### [The input]
——————
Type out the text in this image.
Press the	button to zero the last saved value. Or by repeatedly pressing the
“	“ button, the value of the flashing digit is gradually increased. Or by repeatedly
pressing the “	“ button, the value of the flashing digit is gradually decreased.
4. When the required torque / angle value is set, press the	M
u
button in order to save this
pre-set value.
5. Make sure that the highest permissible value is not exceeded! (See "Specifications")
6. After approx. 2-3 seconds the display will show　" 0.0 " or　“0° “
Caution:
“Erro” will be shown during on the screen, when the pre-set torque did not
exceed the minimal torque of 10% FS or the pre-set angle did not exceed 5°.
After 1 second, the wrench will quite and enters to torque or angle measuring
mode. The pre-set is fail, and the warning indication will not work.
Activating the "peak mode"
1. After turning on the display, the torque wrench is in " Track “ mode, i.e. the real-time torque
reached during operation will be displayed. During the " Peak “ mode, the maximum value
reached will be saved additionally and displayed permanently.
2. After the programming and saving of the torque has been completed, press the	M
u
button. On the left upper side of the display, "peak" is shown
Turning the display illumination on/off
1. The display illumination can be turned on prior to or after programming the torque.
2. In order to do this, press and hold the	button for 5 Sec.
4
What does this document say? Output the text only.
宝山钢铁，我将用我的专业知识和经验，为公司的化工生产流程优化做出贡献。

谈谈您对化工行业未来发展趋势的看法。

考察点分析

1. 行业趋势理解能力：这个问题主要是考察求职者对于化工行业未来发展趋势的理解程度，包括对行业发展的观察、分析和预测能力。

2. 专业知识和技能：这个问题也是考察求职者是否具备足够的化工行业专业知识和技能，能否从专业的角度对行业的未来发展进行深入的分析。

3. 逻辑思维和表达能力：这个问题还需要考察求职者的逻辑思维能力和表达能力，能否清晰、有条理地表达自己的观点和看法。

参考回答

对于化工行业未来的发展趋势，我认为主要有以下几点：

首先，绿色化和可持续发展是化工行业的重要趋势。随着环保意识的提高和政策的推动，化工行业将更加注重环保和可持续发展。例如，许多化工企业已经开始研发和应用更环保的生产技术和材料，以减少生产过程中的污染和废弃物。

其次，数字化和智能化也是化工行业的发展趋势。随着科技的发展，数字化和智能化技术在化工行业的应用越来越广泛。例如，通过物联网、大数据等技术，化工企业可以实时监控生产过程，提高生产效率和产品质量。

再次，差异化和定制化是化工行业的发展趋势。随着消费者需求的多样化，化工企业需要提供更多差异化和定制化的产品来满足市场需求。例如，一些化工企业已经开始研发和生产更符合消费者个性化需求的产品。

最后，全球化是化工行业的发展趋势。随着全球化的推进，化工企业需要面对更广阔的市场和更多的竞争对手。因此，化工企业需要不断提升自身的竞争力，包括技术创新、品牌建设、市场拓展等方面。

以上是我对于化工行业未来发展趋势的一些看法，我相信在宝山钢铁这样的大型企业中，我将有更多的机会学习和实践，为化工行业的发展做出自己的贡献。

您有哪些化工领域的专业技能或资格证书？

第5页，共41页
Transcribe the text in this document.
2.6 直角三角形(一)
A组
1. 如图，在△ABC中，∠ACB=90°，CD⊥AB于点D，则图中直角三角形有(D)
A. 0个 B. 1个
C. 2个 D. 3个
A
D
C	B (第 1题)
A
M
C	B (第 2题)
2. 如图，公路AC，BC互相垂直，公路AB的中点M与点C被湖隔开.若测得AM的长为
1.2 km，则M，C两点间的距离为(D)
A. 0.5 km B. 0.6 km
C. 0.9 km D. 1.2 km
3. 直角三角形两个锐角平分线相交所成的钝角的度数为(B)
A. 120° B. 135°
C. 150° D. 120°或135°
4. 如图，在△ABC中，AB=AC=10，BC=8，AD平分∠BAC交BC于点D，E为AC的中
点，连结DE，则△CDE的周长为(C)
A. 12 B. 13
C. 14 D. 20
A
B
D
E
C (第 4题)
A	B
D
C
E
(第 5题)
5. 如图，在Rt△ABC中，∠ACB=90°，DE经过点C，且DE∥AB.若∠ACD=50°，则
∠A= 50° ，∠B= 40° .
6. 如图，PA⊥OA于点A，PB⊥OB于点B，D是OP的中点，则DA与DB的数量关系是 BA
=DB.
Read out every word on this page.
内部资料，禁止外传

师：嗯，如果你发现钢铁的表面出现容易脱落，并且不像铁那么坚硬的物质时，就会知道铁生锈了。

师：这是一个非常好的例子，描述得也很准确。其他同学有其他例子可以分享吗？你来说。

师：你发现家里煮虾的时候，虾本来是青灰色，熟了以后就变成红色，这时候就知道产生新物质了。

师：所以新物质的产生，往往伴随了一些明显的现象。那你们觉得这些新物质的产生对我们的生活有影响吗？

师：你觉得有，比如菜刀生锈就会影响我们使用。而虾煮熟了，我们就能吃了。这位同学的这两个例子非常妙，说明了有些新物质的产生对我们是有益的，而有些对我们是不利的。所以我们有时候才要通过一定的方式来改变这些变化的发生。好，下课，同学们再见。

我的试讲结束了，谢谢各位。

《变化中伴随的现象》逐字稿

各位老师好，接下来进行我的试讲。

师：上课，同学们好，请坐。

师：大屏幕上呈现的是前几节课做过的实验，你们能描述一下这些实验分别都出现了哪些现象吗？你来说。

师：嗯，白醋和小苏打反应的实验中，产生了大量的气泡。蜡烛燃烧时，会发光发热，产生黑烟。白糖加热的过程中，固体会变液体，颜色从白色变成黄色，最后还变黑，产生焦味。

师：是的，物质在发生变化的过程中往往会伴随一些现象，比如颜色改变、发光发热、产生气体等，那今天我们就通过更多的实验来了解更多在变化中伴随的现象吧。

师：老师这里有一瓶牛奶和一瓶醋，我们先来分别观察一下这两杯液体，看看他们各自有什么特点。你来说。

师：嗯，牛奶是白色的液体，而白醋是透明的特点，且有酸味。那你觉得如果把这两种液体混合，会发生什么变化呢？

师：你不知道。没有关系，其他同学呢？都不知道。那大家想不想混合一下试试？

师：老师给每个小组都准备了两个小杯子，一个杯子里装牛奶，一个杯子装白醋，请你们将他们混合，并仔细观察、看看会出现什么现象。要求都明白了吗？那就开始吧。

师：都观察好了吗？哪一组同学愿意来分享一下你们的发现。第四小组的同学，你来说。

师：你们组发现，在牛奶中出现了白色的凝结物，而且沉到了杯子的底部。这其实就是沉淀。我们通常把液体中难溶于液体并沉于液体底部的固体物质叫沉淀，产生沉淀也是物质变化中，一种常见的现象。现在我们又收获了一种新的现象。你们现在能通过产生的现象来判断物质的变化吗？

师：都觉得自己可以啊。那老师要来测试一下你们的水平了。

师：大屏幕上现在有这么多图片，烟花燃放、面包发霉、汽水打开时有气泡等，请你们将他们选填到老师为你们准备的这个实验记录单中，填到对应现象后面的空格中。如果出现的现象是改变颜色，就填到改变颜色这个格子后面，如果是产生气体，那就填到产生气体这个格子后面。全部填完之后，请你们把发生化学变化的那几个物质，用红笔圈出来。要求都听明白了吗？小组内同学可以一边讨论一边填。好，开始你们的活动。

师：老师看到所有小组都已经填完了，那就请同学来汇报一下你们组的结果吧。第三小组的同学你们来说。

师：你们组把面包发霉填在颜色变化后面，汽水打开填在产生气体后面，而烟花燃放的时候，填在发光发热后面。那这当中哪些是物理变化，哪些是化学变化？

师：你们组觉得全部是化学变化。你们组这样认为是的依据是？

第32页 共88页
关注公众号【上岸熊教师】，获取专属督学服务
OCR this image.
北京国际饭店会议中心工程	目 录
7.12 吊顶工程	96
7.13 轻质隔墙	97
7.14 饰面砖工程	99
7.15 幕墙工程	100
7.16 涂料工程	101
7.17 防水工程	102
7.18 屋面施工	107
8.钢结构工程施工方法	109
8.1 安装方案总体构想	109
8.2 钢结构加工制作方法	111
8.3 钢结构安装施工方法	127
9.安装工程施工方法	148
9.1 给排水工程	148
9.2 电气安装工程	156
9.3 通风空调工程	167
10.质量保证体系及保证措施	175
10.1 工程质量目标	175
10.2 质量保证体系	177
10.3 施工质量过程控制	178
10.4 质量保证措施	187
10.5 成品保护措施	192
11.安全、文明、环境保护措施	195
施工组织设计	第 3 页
——————
### [Instructions for the task]
Which lines contain "shown"? Copy each of them out.

### [Exercise response]
“Erro” will be shown during on the screen, when the pre-set torque did not
button. On the left upper side of the display, "peak" is shown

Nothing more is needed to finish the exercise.